Read the records and write them out again exactly.

--- START EXERCISE DATA ---

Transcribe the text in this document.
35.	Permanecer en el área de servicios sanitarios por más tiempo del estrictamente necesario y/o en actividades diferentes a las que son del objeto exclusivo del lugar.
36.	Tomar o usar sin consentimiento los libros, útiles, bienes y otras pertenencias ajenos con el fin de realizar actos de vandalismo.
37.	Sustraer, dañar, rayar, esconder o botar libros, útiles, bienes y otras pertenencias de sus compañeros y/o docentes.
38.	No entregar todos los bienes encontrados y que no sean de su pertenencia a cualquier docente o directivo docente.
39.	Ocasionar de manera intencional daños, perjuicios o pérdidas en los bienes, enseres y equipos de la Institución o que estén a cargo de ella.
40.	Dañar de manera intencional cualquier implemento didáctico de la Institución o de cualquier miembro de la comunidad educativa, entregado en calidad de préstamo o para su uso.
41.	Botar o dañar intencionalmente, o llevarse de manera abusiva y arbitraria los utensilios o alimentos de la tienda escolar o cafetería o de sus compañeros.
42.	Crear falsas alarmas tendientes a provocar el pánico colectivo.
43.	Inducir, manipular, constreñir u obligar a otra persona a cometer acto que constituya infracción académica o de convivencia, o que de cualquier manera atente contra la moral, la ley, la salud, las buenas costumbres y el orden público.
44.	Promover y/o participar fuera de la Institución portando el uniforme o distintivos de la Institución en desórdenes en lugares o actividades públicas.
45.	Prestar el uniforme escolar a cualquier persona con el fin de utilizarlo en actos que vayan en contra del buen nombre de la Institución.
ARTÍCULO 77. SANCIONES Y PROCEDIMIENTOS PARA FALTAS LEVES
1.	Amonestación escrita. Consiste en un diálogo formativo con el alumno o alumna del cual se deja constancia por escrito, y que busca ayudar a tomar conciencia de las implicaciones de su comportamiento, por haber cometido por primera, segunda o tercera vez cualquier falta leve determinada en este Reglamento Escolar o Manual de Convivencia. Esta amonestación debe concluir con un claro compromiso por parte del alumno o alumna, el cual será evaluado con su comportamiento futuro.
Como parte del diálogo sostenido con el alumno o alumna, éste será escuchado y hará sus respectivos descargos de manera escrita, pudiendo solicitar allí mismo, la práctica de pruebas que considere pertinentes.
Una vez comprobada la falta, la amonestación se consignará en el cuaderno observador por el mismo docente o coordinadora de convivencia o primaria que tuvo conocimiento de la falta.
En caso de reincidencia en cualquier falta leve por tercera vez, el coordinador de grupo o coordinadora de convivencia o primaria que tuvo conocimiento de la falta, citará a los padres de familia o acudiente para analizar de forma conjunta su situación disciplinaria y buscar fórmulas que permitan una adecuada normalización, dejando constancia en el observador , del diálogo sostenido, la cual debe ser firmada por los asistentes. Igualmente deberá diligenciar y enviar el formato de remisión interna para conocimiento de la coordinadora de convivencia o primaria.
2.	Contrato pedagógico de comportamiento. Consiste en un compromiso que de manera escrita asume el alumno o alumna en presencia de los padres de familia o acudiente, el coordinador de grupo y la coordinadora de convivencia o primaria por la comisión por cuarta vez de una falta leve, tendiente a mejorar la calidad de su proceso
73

--- END EXERCISE DATA ---

→ TASK OUTPUT:
Transcribe the text in this document.
35.	Permanecer en el área de servicios sanitarios por más tiempo del estrictamente necesario y/o en actividades diferentes a las que son del objeto exclusivo del lugar.
36.	Tomar o usar sin consentimiento los libros, útiles, bienes y otras pertenencias ajenos con el fin de realizar actos de vandalismo.
37.	Sustraer, dañar, rayar, esconder o botar libros, útiles, bienes y otras pertenencias de sus compañeros y/o docentes.
38.	No entregar todos los bienes encontrados y que no sean de su pertenencia a cualquier docente o directivo docente.
39.	Ocasionar de manera intencional daños, perjuicios o pérdidas en los bienes, enseres y equipos de la Institución o que estén a cargo de ella.
40.	Dañar de manera intencional cualquier implemento didáctico de la Institución o de cualquier miembro de la comunidad educativa, entregado en calidad de préstamo o para su uso.
41.	Botar o dañar intencionalmente, o llevarse de manera abusiva y arbitraria los utensilios o alimentos de la tienda escolar o cafetería o de sus compañeros.
42.	Crear falsas alarmas tendientes a provocar el pánico colectivo.
43.	Inducir, manipular, constreñir u obligar a otra persona a cometer acto que constituya infracción académica o de convivencia, o que de cualquier manera atente contra la moral, la ley, la salud, las buenas costumbres y el orden público.
44.	Promover y/o participar fuera de la Institución portando el uniforme o distintivos de la Institución en desórdenes en lugares o actividades públicas.
45.	Prestar el uniforme escolar a cualquier persona con el fin de utilizarlo en actos que vayan en contra del buen nombre de la Institución.
ARTÍCULO 77. SANCIONES Y PROCEDIMIENTOS PARA FALTAS LEVES
1.	Amonestación escrita. Consiste en un diálogo formativo con el alumno o alumna del cual se deja constancia por escrito, y que busca ayudar a tomar conciencia de las implicaciones de su comportamiento, por haber cometido por primera, segunda o tercera vez cualquier falta leve determinada en este Reglamento Escolar o Manual de Convivencia. Esta amonestación debe concluir con un claro compromiso por parte del alumno o alumna, el cual será evaluado con su comportamiento futuro.
Como parte del diálogo sostenido con el alumno o alumna, éste será escuchado y hará sus respectivos descargos de manera escrita, pudiendo solicitar allí mismo, la práctica de pruebas que considere pertinentes.
Una vez comprobada la falta, la amonestación se consignará en el cuaderno observador por el mismo docente o coordinadora de convivencia o primaria que tuvo conocimiento de la falta.
En caso de reincidencia en cualquier falta leve por tercera vez, el coordinador de grupo o coordinadora de convivencia o primaria que tuvo conocimiento de la falta, citará a los padres de familia o acudiente para analizar de forma conjunta su situación disciplinaria y buscar fórmulas que permitan una adecuada normalización, dejando constancia en el observador , del diálogo sostenido, la cual debe ser firmada por los asistentes. Igualmente deberá diligenciar y enviar el formato de remisión interna para conocimiento de la coordinadora de convivencia o primaria.
2.	Contrato pedagógico de comportamiento. Consiste en un compromiso que de manera escrita asume el alumno o alumna en presencia de los padres de familia o acudiente, el coordinador de grupo y la coordinadora de convivencia o primaria por la comisión por cuarta vez de una falta leve, tendiente a mejorar la calidad de su proceso
73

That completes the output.